Extract provided »
====

# ST. LUCIA - Advice needed



## dreamin (Sep 19, 2011)

We have a 2 BR at the Windjammer Landing for Feb/12.  We plan to fly out of Miami and can go either non-stop to UVF or via San Juan to SLU for the same fare.  I'm sure I read somewhere on TUG that it was better to avoid the hassle of going to San Juan.  There will be 5 adults so would we be able to find transportation from UVF to the resort (will it require 2 taxis or do they have larger vans?).  We also need 2 additional nights because our flight home from UVF doesn't leave until Monday.  Any suggestions?  The hotel prices on St. Lucia are out of this world!  The island and resort looks gorgeous though.


----------



## siesta (Sep 19, 2011)

dreamin said:


> We have a 2 BR at the Windjammer Landing for Feb/12.  We plan to fly out of Miami and can go either non-stop to UVF or via San Juan to SLU for the same fare.  I'm sure I read somewhere on TUG that it was better to avoid the hassle of going to San Juan.  There will be 5 adults so would we be able to find transportation from UVF to the resort (will it require 2 taxis or do they have larger vans?).  We also need 2 additional nights because our flight home from UVF doesn't leave until Monday.  Any suggestions?  The hotel prices on St. Lucia are out of this world!  The island and resort looks gorgeous though.


 II has windjammer getaways that are priced around $1000.

Also, slu is close to the resort, uvf is about an hour and a half drive to the resort. You can take the helicopter ride to and from the resort from uvf instead of the  long car ride.


----------



## zoobiedo (Oct 2, 2011)

I'm a Windjammer owner.  The closer airport is SLU (about 15 minutes drive).  If you can get good connections via San Juan I prefer that route but you will be on a small prop plane.  Otherwise fly into UVF and do the transfer.  You can get a van for all of you -- I would book ahead.  There are many taxis you can check into.  www.serenitytvl.com offers transfers or you can go on tripadvisor.com and look for recommendations -- Ben's West Coast Taxi is another option.  Just do a google search for his website.

As far as extra nights -- if you want to spend a couple of nights in Rodney Bay where you can walk to many restaurants, shopping, casino and be on a nice beach then have a look at Ginger Lily, Coco Palm (not the Kreole rooms) or Bay Gardens Beach Resort.  Alternatively you could look at Coconut Bay if you fly into UVF as it is all inclusive, reasonable and directly across the street from the airport.  There are few flights coming into St Lucia so the planes won't bother you.

Do make sure to have a couple of days clothing, bathing suits and necessities in your carry on.  You may run into delayed receipt of your luggage.  Unfortunately it happens and, hopefully, not to you but be prepared just in case.


----------



## prickler (Oct 2, 2011)

====

Provided records »
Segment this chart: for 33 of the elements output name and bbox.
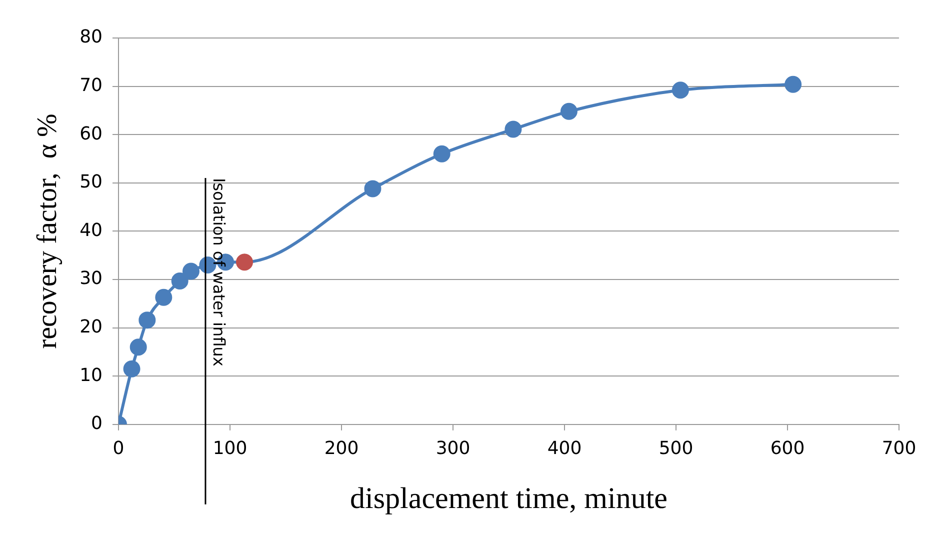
point xyxy=(130,338,147,356)
y-tick-label: 70 xyxy=(80,74,103,96)
y-tick-label: 60 xyxy=(80,123,103,144)
ref-line-label: Isolation of water influx xyxy=(209,178,228,366)
point xyxy=(504,120,522,138)
y-tick-label: 20 xyxy=(80,316,103,338)
point xyxy=(560,102,578,120)
x-axis-title: displacement time, minute xyxy=(350,482,668,515)
point xyxy=(155,288,172,306)
point xyxy=(672,82,689,99)
x-tick-label: 400 xyxy=(547,438,582,459)
y-tick-label: 80 xyxy=(80,26,103,48)
x-tick-label: 0 xyxy=(112,438,124,459)
point xyxy=(784,76,802,93)
y-tick-label: 30 xyxy=(80,268,103,290)
x-tick-label: 500 xyxy=(658,438,694,459)
y-tick-label: 50 xyxy=(80,172,103,193)
point xyxy=(236,254,253,271)
x-tick-label: 200 xyxy=(324,438,359,459)
x-tick-label: 700 xyxy=(882,438,916,459)
x-tick-label: 600 xyxy=(770,438,805,459)
point xyxy=(182,262,200,280)
point xyxy=(433,145,450,162)
y-tick-label: 10 xyxy=(80,364,103,386)
x-tick-label: 100 xyxy=(212,438,248,459)
x-tick-label: 300 xyxy=(436,438,470,459)
y-tick-label: 40 xyxy=(80,220,103,241)
point xyxy=(138,312,156,329)
point xyxy=(364,180,382,198)
point xyxy=(123,360,140,378)
point xyxy=(171,272,188,290)
y-axis-title: recovery factor, α % xyxy=(32,114,64,349)
y-tick-label: 0 xyxy=(91,413,103,434)
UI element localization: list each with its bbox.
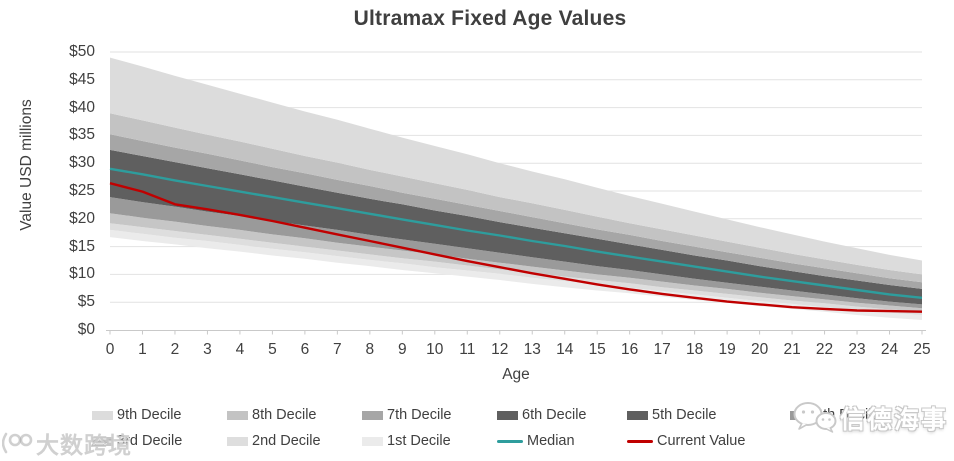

====

Complete the following »
#1 In the St. Lucia thread, how long does siesta say the drive from UVF to the resort takes?
#2 From the St. Lucia thread, list every hotel or resort that zoobiedo suggests for the two extra nights.
#3 Write the next part of the St. Lucia thread, continuing from its last line.

Results in order »
#1 About an hour and a half.

#2 Ginger Lily, Coco Palm, Bay Gardens Beach Resort, Coconut Bay

#3
Currently at the windjammer and this place is awesome, you're going to love it. We flew to uvf and the taxi ride over was very scenic and I'd imagine most taxis drivers can provide valuable insight about the island along the way. It was almost like an added tour for first timers.

it seems that there are a lot taxi vans that can easily accommodated up to 8 adults and are easy to find with st Lucia really catering to tourists.


----------



## Keep Traveling (Oct 2, 2011)

prickler,

Can you check on the prices to Scuba Dive there, we are trying to decided whether or not to bring out equipment and what type of diving is offered.

KT


----------



## Ron98GT (Oct 2, 2011)

*Free Time*

If you get some free time and your looking for something to do for a day, check out Cosol Tours.  We did it back in 2009 and it was great. Not only do you get a great tour of the island, he feeds you island food at one of the stops, and has a van follow behind with the rum punch, beer, and water.  Next time we're down there we'll do it again.

http://www.cosol-tours.com/


----------



## dreamin (Nov 18, 2011)

*Question re occupancy #s*

My reservation is for a 2 BR 6/4, 2 bath, full kitchen unit, 96000 points.  On the WJL website it indicates that the 2 BR accommodates 2 adults & 3 children or 4 adults.  So there are 5 adults going on this trip.  I had assumed that the 2 bedrooms would accommodate 4 adults and was counting on a sofa bed for the 5th adult.  Will WJL not allow this or are they just recommending that it would be most comfortable for 4 adults?  The units are huge from what I've read. 

No unit # has been assigned.  #42 and 46 have been recommended on TUG.  Any others I could request?  A beautiful view is our #1 priority.

As for our 2 extra nights, Coconut Bay is the closest to the airport which is ideal since we have a 9 am flight.  Their rate is $365/night but I guess it would be better than doing that long drive from the north part of the island.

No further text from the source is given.